--- begin PROVIDED ENTRIES ---
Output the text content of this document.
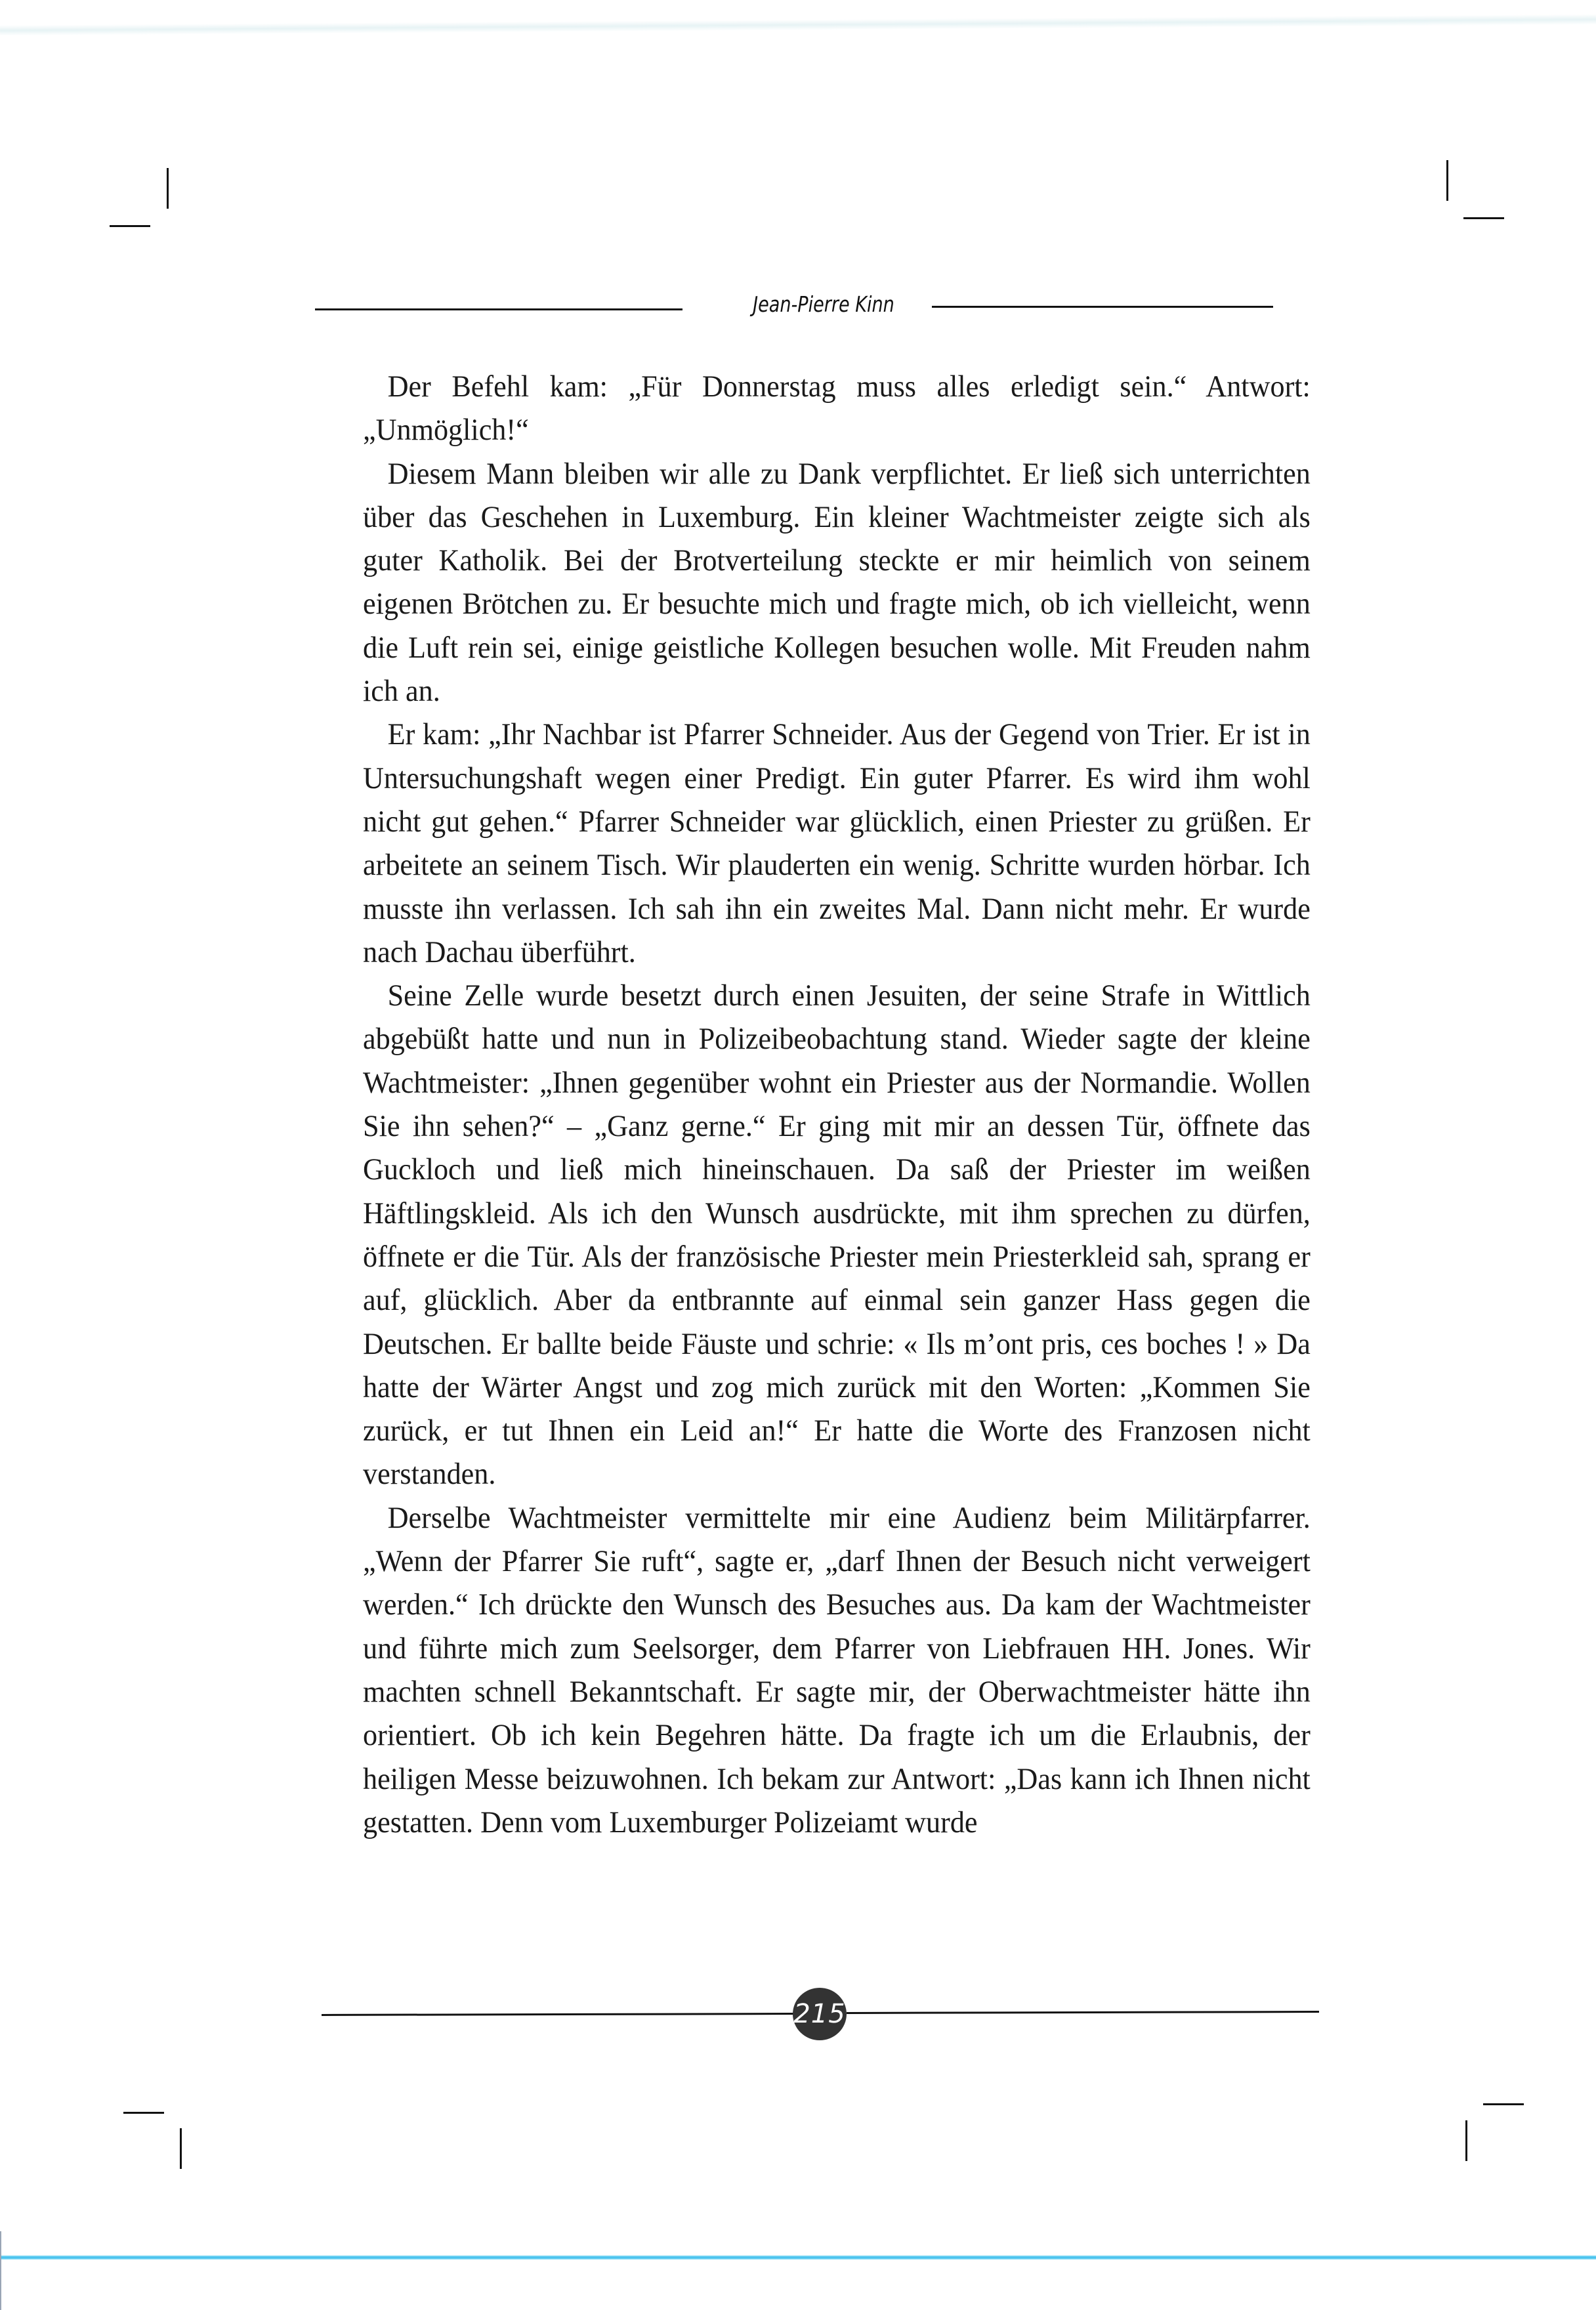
Jean-Pierre Kinn

Der Befehl kam: „Für Donnerstag muss alles erledigt sein.“ Antwort: „Unmöglich!“

Diesem Mann bleiben wir alle zu Dank verpflichtet. Er ließ sich unterrichten über das Geschehen in Luxemburg. Ein kleiner Wachtmeister zeigte sich als guter Katholik. Bei der Brotverteilung steckte er mir heimlich von seinem eigenen Brötchen zu. Er besuchte mich und fragte mich, ob ich vielleicht, wenn die Luft rein sei, einige geistliche Kollegen besuchen wolle. Mit Freuden nahm ich an.

Er kam: „Ihr Nachbar ist Pfarrer Schneider. Aus der Gegend von Trier. Er ist in Untersuchungshaft wegen einer Predigt. Ein guter Pfarrer. Es wird ihm wohl nicht gut gehen.“ Pfarrer Schneider war glücklich, einen Priester zu grüßen. Er arbeitete an seinem Tisch. Wir plauderten ein wenig. Schritte wurden hörbar. Ich musste ihn verlassen. Ich sah ihn ein zweites Mal. Dann nicht mehr. Er wurde nach Dachau überführt.

Seine Zelle wurde besetzt durch einen Jesuiten, der seine Strafe in Wittlich abgebüßt hatte und nun in Polizeibeobachtung stand. Wieder sagte der kleine Wachtmeister: „Ihnen gegenüber wohnt ein Priester aus der Normandie. Wollen Sie ihn sehen?“ – „Ganz gerne.“ Er ging mit mir an dessen Tür, öffnete das Guckloch und ließ mich hineinschauen. Da saß der Priester im weißen Häftlingskleid. Als ich den Wunsch ausdrückte, mit ihm sprechen zu dürfen, öffnete er die Tür. Als der französische Priester mein Priesterkleid sah, sprang er auf, glücklich. Aber da entbrannte auf einmal sein ganzer Hass gegen die Deutschen. Er ballte beide Fäuste und schrie: « Ils m’ont pris, ces boches ! » Da hatte der Wärter Angst und zog mich zurück mit den Worten: „Kommen Sie zurück, er tut Ihnen ein Leid an!“ Er hatte die Worte des Franzosen nicht verstanden.

Derselbe Wachtmeister vermittelte mir eine Audienz beim Militärpfarrer. „Wenn der Pfarrer Sie ruft“, sagte er, „darf Ihnen der Besuch nicht verweigert werden.“ Ich drückte den Wunsch des Besuches aus. Da kam der Wachtmeister und führte mich zum Seelsorger, dem Pfarrer von Liebfrauen HH. Jones. Wir machten schnell Bekanntschaft. Er sagte mir, der Oberwachtmeister hätte ihn orientiert. Ob ich kein Begehren hätte. Da fragte ich um die Erlaubnis, der heiligen Messe beizuwohnen. Ich bekam zur Antwort: „Das kann ich Ihnen nicht gestatten. Denn vom Luxemburger Polizeiamt wurde

215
--- end PROVIDED ENTRIES ---
WHAT THE TASK REQUIRES:
Set every line down exactly as written, leaving each picture out.

EXERCISE ANSWER:
Output the text content of this document.
Jean-Pierre Kinn

Der Befehl kam: „Für Donnerstag muss alles erledigt sein.“ Antwort: „Unmöglich!“

Diesem Mann bleiben wir alle zu Dank verpflichtet. Er ließ sich unterrichten über das Geschehen in Luxemburg. Ein kleiner Wachtmeister zeigte sich als guter Katholik. Bei der Brotverteilung steckte er mir heimlich von seinem eigenen Brötchen zu. Er besuchte mich und fragte mich, ob ich vielleicht, wenn die Luft rein sei, einige geistliche Kollegen besuchen wolle. Mit Freuden nahm ich an.

Er kam: „Ihr Nachbar ist Pfarrer Schneider. Aus der Gegend von Trier. Er ist in Untersuchungshaft wegen einer Predigt. Ein guter Pfarrer. Es wird ihm wohl nicht gut gehen.“ Pfarrer Schneider war glücklich, einen Priester zu grüßen. Er arbeitete an seinem Tisch. Wir plauderten ein wenig. Schritte wurden hörbar. Ich musste ihn verlassen. Ich sah ihn ein zweites Mal. Dann nicht mehr. Er wurde nach Dachau überführt.

Seine Zelle wurde besetzt durch einen Jesuiten, der seine Strafe in Wittlich abgebüßt hatte und nun in Polizeibeobachtung stand. Wieder sagte der kleine Wachtmeister: „Ihnen gegenüber wohnt ein Priester aus der Normandie. Wollen Sie ihn sehen?“ – „Ganz gerne.“ Er ging mit mir an dessen Tür, öffnete das Guckloch und ließ mich hineinschauen. Da saß der Priester im weißen Häftlingskleid. Als ich den Wunsch ausdrückte, mit ihm sprechen zu dürfen, öffnete er die Tür. Als der französische Priester mein Priesterkleid sah, sprang er auf, glücklich. Aber da entbrannte auf einmal sein ganzer Hass gegen die Deutschen. Er ballte beide Fäuste und schrie: « Ils m’ont pris, ces boches ! » Da hatte der Wärter Angst und zog mich zurück mit den Worten: „Kommen Sie zurück, er tut Ihnen ein Leid an!“ Er hatte die Worte des Franzosen nicht verstanden.

Derselbe Wachtmeister vermittelte mir eine Audienz beim Militärpfarrer. „Wenn der Pfarrer Sie ruft“, sagte er, „darf Ihnen der Besuch nicht verweigert werden.“ Ich drückte den Wunsch des Besuches aus. Da kam der Wachtmeister und führte mich zum Seelsorger, dem Pfarrer von Liebfrauen HH. Jones. Wir machten schnell Bekanntschaft. Er sagte mir, der Oberwachtmeister hätte ihn orientiert. Ob ich kein Begehren hätte. Da fragte ich um die Erlaubnis, der heiligen Messe beizuwohnen. Ich bekam zur Antwort: „Das kann ich Ihnen nicht gestatten. Denn vom Luxemburger Polizeiamt wurde

215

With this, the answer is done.